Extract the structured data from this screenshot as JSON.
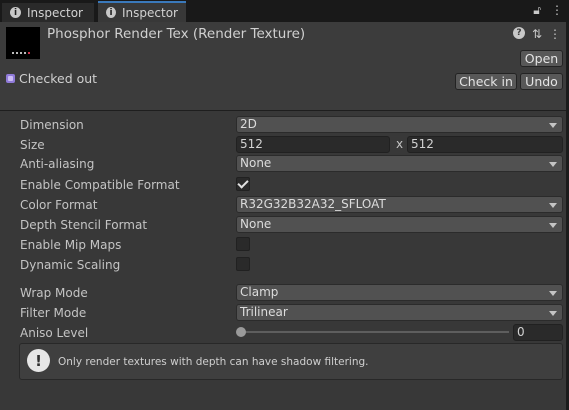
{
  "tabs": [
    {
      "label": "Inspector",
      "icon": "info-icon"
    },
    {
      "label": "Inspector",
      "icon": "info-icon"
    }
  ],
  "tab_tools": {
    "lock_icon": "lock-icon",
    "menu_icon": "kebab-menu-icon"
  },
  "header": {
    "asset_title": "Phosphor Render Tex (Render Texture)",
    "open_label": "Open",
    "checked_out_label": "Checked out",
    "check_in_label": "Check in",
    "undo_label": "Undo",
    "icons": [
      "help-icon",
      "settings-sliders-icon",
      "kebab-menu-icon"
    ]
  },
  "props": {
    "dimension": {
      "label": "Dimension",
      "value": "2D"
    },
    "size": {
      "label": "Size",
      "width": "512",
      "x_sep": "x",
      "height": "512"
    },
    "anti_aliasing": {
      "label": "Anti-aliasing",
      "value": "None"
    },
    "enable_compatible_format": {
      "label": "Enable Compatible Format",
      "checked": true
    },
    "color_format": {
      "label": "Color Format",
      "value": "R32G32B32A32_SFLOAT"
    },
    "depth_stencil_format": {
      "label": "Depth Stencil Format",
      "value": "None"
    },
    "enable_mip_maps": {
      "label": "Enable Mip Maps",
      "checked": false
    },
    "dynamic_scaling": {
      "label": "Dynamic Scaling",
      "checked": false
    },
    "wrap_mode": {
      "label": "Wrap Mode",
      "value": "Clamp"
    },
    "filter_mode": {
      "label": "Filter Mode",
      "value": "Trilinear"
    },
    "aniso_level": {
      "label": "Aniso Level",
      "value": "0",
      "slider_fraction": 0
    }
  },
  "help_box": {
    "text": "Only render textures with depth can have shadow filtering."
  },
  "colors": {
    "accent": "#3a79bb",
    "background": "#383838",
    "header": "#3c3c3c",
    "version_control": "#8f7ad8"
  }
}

YOUR INSTRUCTIONS: Quote the records in their entirety, keeping the wording exact and excluding pictures.

ANSWER FOR THE TASK:
Extract the structured data from this screenshot as JSON.
{
  "tabs": [
    {
      "label": "Inspector",
      "icon": "info-icon"
    },
    {
      "label": "Inspector",
      "icon": "info-icon"
    }
  ],
  "tab_tools": {
    "lock_icon": "lock-icon",
    "menu_icon": "kebab-menu-icon"
  },
  "header": {
    "asset_title": "Phosphor Render Tex (Render Texture)",
    "open_label": "Open",
    "checked_out_label": "Checked out",
    "check_in_label": "Check in",
    "undo_label": "Undo",
    "icons": [
      "help-icon",
      "settings-sliders-icon",
      "kebab-menu-icon"
    ]
  },
  "props": {
    "dimension": {
      "label": "Dimension",
      "value": "2D"
    },
    "size": {
      "label": "Size",
      "width": "512",
      "x_sep": "x",
      "height": "512"
    },
    "anti_aliasing": {
      "label": "Anti-aliasing",
      "value": "None"
    },
    "enable_compatible_format": {
      "label": "Enable Compatible Format",
      "checked": true
    },
    "color_format": {
      "label": "Color Format",
      "value": "R32G32B32A32_SFLOAT"
    },
    "depth_stencil_format": {
      "label": "Depth Stencil Format",
      "value": "None"
    },
    "enable_mip_maps": {
      "label": "Enable Mip Maps",
      "checked": false
    },
    "dynamic_scaling": {
      "label": "Dynamic Scaling",
      "checked": false
    },
    "wrap_mode": {
      "label": "Wrap Mode",
      "value": "Clamp"
    },
    "filter_mode": {
      "label": "Filter Mode",
      "value": "Trilinear"
    },
    "aniso_level": {
      "label": "Aniso Level",
      "value": "0",
      "slider_fraction": 0
    }
  },
  "help_box": {
    "text": "Only render textures with depth can have shadow filtering."
  },
  "colors": {
    "accent": "#3a79bb",
    "background": "#383838",
    "header": "#3c3c3c",
    "version_control": "#8f7ad8"
  }
}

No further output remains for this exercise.